*Directions for this task*
Below is a set of records. Repeat all of them exactly.

*Record list*
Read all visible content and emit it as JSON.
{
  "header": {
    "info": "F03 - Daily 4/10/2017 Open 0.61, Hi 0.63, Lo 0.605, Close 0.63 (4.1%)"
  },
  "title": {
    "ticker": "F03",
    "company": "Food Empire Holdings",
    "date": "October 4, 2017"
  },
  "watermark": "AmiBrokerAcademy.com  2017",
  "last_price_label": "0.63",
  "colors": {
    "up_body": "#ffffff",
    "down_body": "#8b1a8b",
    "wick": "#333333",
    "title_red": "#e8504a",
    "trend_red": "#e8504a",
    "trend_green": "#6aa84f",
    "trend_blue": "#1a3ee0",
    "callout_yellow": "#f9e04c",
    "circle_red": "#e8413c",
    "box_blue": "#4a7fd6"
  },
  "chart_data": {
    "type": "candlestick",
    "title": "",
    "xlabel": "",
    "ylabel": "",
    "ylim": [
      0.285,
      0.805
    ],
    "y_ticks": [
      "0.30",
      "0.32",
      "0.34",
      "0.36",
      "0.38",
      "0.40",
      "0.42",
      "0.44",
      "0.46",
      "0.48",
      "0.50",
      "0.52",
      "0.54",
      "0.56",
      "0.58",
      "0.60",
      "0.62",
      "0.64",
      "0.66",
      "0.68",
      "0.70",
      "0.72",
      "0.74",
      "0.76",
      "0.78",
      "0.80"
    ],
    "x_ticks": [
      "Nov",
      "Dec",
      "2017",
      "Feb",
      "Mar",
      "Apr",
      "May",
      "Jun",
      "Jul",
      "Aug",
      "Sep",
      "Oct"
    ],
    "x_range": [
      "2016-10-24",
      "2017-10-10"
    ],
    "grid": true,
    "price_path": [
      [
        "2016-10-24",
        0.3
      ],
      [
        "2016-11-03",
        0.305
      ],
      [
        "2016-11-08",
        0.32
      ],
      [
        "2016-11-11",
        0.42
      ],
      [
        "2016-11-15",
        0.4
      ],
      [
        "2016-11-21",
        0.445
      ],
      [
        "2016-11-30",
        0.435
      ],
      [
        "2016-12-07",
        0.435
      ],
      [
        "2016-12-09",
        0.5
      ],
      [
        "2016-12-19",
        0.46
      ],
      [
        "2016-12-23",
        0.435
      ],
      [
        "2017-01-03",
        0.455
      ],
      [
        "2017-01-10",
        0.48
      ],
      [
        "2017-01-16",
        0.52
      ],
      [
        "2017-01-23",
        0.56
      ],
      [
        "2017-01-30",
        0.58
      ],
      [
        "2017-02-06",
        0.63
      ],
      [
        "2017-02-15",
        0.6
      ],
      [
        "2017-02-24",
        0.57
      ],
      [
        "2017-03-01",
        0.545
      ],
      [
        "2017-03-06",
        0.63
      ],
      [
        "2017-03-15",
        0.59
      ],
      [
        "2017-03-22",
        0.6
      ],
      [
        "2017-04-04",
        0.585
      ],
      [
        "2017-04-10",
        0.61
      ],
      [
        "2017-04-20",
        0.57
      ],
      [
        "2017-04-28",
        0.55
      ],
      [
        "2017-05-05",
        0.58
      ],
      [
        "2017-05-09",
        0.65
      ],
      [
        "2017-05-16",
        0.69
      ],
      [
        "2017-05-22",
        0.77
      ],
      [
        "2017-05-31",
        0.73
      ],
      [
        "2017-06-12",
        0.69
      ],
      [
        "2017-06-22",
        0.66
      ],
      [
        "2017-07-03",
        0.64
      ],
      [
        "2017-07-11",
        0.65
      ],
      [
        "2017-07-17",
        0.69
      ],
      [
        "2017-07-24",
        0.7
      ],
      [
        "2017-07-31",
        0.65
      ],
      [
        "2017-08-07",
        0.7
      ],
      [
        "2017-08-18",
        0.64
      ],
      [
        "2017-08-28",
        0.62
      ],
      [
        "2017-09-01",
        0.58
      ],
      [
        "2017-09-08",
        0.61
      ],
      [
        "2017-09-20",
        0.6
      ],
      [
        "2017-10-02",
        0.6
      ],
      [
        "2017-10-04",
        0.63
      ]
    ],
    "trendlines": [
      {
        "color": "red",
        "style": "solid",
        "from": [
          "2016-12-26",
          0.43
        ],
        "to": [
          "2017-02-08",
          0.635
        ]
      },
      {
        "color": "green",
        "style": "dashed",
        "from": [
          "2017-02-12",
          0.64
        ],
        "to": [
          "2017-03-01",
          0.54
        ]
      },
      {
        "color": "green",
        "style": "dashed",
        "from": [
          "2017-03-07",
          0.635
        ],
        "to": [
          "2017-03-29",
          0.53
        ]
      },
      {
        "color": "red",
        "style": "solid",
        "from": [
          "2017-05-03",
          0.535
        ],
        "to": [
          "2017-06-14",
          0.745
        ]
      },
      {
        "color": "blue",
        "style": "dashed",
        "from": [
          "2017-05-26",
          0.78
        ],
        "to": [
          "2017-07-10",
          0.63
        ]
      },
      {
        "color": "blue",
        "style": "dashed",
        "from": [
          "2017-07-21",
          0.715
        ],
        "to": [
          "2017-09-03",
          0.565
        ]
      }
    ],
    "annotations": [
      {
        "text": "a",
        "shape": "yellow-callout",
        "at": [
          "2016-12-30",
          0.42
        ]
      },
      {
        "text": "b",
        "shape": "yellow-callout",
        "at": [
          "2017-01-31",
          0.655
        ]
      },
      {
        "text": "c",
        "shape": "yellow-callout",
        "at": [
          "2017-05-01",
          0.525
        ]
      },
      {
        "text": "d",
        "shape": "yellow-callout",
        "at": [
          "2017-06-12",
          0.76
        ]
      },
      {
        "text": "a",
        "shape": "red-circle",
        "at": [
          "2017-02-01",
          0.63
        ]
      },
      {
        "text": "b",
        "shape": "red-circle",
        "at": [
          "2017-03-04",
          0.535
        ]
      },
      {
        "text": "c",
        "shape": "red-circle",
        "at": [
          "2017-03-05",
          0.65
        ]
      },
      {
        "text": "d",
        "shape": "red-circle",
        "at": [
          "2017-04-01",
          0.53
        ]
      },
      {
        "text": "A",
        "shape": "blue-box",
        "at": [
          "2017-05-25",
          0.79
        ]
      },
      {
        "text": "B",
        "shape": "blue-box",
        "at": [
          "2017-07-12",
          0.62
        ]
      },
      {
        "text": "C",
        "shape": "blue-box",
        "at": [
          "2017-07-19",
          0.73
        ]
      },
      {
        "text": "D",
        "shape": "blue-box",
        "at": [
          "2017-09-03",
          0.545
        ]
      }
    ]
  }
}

*Exercise solution*
Read all visible content and emit it as JSON.
{
  "header": {
    "info": "F03 - Daily 4/10/2017 Open 0.61, Hi 0.63, Lo 0.605, Close 0.63 (4.1%)"
  },
  "title": {
    "ticker": "F03",
    "company": "Food Empire Holdings",
    "date": "October 4, 2017"
  },
  "watermark": "AmiBrokerAcademy.com  2017",
  "last_price_label": "0.63",
  "colors": {
    "up_body": "#ffffff",
    "down_body": "#8b1a8b",
    "wick": "#333333",
    "title_red": "#e8504a",
    "trend_red": "#e8504a",
    "trend_green": "#6aa84f",
    "trend_blue": "#1a3ee0",
    "callout_yellow": "#f9e04c",
    "circle_red": "#e8413c",
    "box_blue": "#4a7fd6"
  },
  "chart_data": {
    "type": "candlestick",
    "title": "",
    "xlabel": "",
    "ylabel": "",
    "ylim": [
      0.285,
      0.805
    ],
    "y_ticks": [
      "0.30",
      "0.32",
      "0.34",
      "0.36",
      "0.38",
      "0.40",
      "0.42",
      "0.44",
      "0.46",
      "0.48",
      "0.50",
      "0.52",
      "0.54",
      "0.56",
      "0.58",
      "0.60",
      "0.62",
      "0.64",
      "0.66",
      "0.68",
      "0.70",
      "0.72",
      "0.74",
      "0.76",
      "0.78",
      "0.80"
    ],
    "x_ticks": [
      "Nov",
      "Dec",
      "2017",
      "Feb",
      "Mar",
      "Apr",
      "May",
      "Jun",
      "Jul",
      "Aug",
      "Sep",
      "Oct"
    ],
    "x_range": [
      "2016-10-24",
      "2017-10-10"
    ],
    "grid": true,
    "price_path": [
      [
        "2016-10-24",
        0.3
      ],
      [
        "2016-11-03",
        0.305
      ],
      [
        "2016-11-08",
        0.32
      ],
      [
        "2016-11-11",
        0.42
      ],
      [
        "2016-11-15",
        0.4
      ],
      [
        "2016-11-21",
        0.445
      ],
      [
        "2016-11-30",
        0.435
      ],
      [
        "2016-12-07",
        0.435
      ],
      [
        "2016-12-09",
        0.5
      ],
      [
        "2016-12-19",
        0.46
      ],
      [
        "2016-12-23",
        0.435
      ],
      [
        "2017-01-03",
        0.455
      ],
      [
        "2017-01-10",
        0.48
      ],
      [
        "2017-01-16",
        0.52
      ],
      [
        "2017-01-23",
        0.56
      ],
      [
        "2017-01-30",
        0.58
      ],
      [
        "2017-02-06",
        0.63
      ],
      [
        "2017-02-15",
        0.6
      ],
      [
        "2017-02-24",
        0.57
      ],
      [
        "2017-03-01",
        0.545
      ],
      [
        "2017-03-06",
        0.63
      ],
      [
        "2017-03-15",
        0.59
      ],
      [
        "2017-03-22",
        0.6
      ],
      [
        "2017-04-04",
        0.585
      ],
      [
        "2017-04-10",
        0.61
      ],
      [
        "2017-04-20",
        0.57
      ],
      [
        "2017-04-28",
        0.55
      ],
      [
        "2017-05-05",
        0.58
      ],
      [
        "2017-05-09",
        0.65
      ],
      [
        "2017-05-16",
        0.69
      ],
      [
        "2017-05-22",
        0.77
      ],
      [
        "2017-05-31",
        0.73
      ],
      [
        "2017-06-12",
        0.69
      ],
      [
        "2017-06-22",
        0.66
      ],
      [
        "2017-07-03",
        0.64
      ],
      [
        "2017-07-11",
        0.65
      ],
      [
        "2017-07-17",
        0.69
      ],
      [
        "2017-07-24",
        0.7
      ],
      [
        "2017-07-31",
        0.65
      ],
      [
        "2017-08-07",
        0.7
      ],
      [
        "2017-08-18",
        0.64
      ],
      [
        "2017-08-28",
        0.62
      ],
      [
        "2017-09-01",
        0.58
      ],
      [
        "2017-09-08",
        0.61
      ],
      [
        "2017-09-20",
        0.6
      ],
      [
        "2017-10-02",
        0.6
      ],
      [
        "2017-10-04",
        0.63
      ]
    ],
    "trendlines": [
      {
        "color": "red",
        "style": "solid",
        "from": [
          "2016-12-26",
          0.43
        ],
        "to": [
          "2017-02-08",
          0.635
        ]
      },
      {
        "color": "green",
        "style": "dashed",
        "from": [
          "2017-02-12",
          0.64
        ],
        "to": [
          "2017-03-01",
          0.54
        ]
      },
      {
        "color": "green",
        "style": "dashed",
        "from": [
          "2017-03-07",
          0.635
        ],
        "to": [
          "2017-03-29",
          0.53
        ]
      },
      {
        "color": "red",
        "style": "solid",
        "from": [
          "2017-05-03",
          0.535
        ],
        "to": [
          "2017-06-14",
          0.745
        ]
      },
      {
        "color": "blue",
        "style": "dashed",
        "from": [
          "2017-05-26",
          0.78
        ],
        "to": [
          "2017-07-10",
          0.63
        ]
      },
      {
        "color": "blue",
        "style": "dashed",
        "from": [
          "2017-07-21",
          0.715
        ],
        "to": [
          "2017-09-03",
          0.565
        ]
      }
    ],
    "annotations": [
      {
        "text": "a",
        "shape": "yellow-callout",
        "at": [
          "2016-12-30",
          0.42
        ]
      },
      {
        "text": "b",
        "shape": "yellow-callout",
        "at": [
          "2017-01-31",
          0.655
        ]
      },
      {
        "text": "c",
        "shape": "yellow-callout",
        "at": [
          "2017-05-01",
          0.525
        ]
      },
      {
        "text": "d",
        "shape": "yellow-callout",
        "at": [
          "2017-06-12",
          0.76
        ]
      },
      {
        "text": "a",
        "shape": "red-circle",
        "at": [
          "2017-02-01",
          0.63
        ]
      },
      {
        "text": "b",
        "shape": "red-circle",
        "at": [
          "2017-03-04",
          0.535
        ]
      },
      {
        "text": "c",
        "shape": "red-circle",
        "at": [
          "2017-03-05",
          0.65
        ]
      },
      {
        "text": "d",
        "shape": "red-circle",
        "at": [
          "2017-04-01",
          0.53
        ]
      },
      {
        "text": "A",
        "shape": "blue-box",
        "at": [
          "2017-05-25",
          0.79
        ]
      },
      {
        "text": "B",
        "shape": "blue-box",
        "at": [
          "2017-07-12",
          0.62
        ]
      },
      {
        "text": "C",
        "shape": "blue-box",
        "at": [
          "2017-07-19",
          0.73
        ]
      },
      {
        "text": "D",
        "shape": "blue-box",
        "at": [
          "2017-09-03",
          0.545
        ]
      }
    ]
  }
}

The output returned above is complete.